>>>>>

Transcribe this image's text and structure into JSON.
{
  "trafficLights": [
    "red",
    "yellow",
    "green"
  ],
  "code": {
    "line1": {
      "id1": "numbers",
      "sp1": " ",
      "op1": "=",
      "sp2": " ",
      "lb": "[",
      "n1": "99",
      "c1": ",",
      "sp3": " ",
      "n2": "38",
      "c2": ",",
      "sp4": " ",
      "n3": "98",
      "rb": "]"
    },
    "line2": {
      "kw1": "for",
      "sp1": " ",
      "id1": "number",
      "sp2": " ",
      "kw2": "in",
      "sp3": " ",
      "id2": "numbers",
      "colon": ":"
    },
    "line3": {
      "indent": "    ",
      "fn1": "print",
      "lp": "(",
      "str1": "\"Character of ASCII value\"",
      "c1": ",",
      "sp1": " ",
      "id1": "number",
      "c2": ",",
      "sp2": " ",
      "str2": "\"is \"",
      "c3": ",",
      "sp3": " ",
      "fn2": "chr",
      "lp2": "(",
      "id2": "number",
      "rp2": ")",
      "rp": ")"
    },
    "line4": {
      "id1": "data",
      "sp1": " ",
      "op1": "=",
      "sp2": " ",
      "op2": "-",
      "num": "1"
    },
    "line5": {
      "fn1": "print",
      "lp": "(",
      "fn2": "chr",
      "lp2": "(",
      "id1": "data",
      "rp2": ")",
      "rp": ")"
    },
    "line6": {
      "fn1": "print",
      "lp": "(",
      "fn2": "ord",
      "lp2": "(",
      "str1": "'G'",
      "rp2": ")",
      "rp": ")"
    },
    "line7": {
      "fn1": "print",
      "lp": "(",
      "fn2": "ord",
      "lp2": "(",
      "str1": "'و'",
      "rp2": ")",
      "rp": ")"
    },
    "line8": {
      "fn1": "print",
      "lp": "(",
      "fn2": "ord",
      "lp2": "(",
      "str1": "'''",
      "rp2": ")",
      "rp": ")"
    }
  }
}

<<<<<

(PROBLEM STATEMENT) Type out the entries again, word for word.

(WRITTEN RESPONSE)
Transcribe this image's text and structure into JSON.
{
  "trafficLights": [
    "red",
    "yellow",
    "green"
  ],
  "code": {
    "line1": {
      "id1": "numbers",
      "sp1": " ",
      "op1": "=",
      "sp2": " ",
      "lb": "[",
      "n1": "99",
      "c1": ",",
      "sp3": " ",
      "n2": "38",
      "c2": ",",
      "sp4": " ",
      "n3": "98",
      "rb": "]"
    },
    "line2": {
      "kw1": "for",
      "sp1": " ",
      "id1": "number",
      "sp2": " ",
      "kw2": "in",
      "sp3": " ",
      "id2": "numbers",
      "colon": ":"
    },
    "line3": {
      "indent": "    ",
      "fn1": "print",
      "lp": "(",
      "str1": "\"Character of ASCII value\"",
      "c1": ",",
      "sp1": " ",
      "id1": "number",
      "c2": ",",
      "sp2": " ",
      "str2": "\"is \"",
      "c3": ",",
      "sp3": " ",
      "fn2": "chr",
      "lp2": "(",
      "id2": "number",
      "rp2": ")",
      "rp": ")"
    },
    "line4": {
      "id1": "data",
      "sp1": " ",
      "op1": "=",
      "sp2": " ",
      "op2": "-",
      "num": "1"
    },
    "line5": {
      "fn1": "print",
      "lp": "(",
      "fn2": "chr",
      "lp2": "(",
      "id1": "data",
      "rp2": ")",
      "rp": ")"
    },
    "line6": {
      "fn1": "print",
      "lp": "(",
      "fn2": "ord",
      "lp2": "(",
      "str1": "'G'",
      "rp2": ")",
      "rp": ")"
    },
    "line7": {
      "fn1": "print",
      "lp": "(",
      "fn2": "ord",
      "lp2": "(",
      "str1": "'و'",
      "rp2": ")",
      "rp": ")"
    },
    "line8": {
      "fn1": "print",
      "lp": "(",
      "fn2": "ord",
      "lp2": "(",
      "str1": "'''",
      "rp2": ")",
      "rp": ")"
    }
  }
}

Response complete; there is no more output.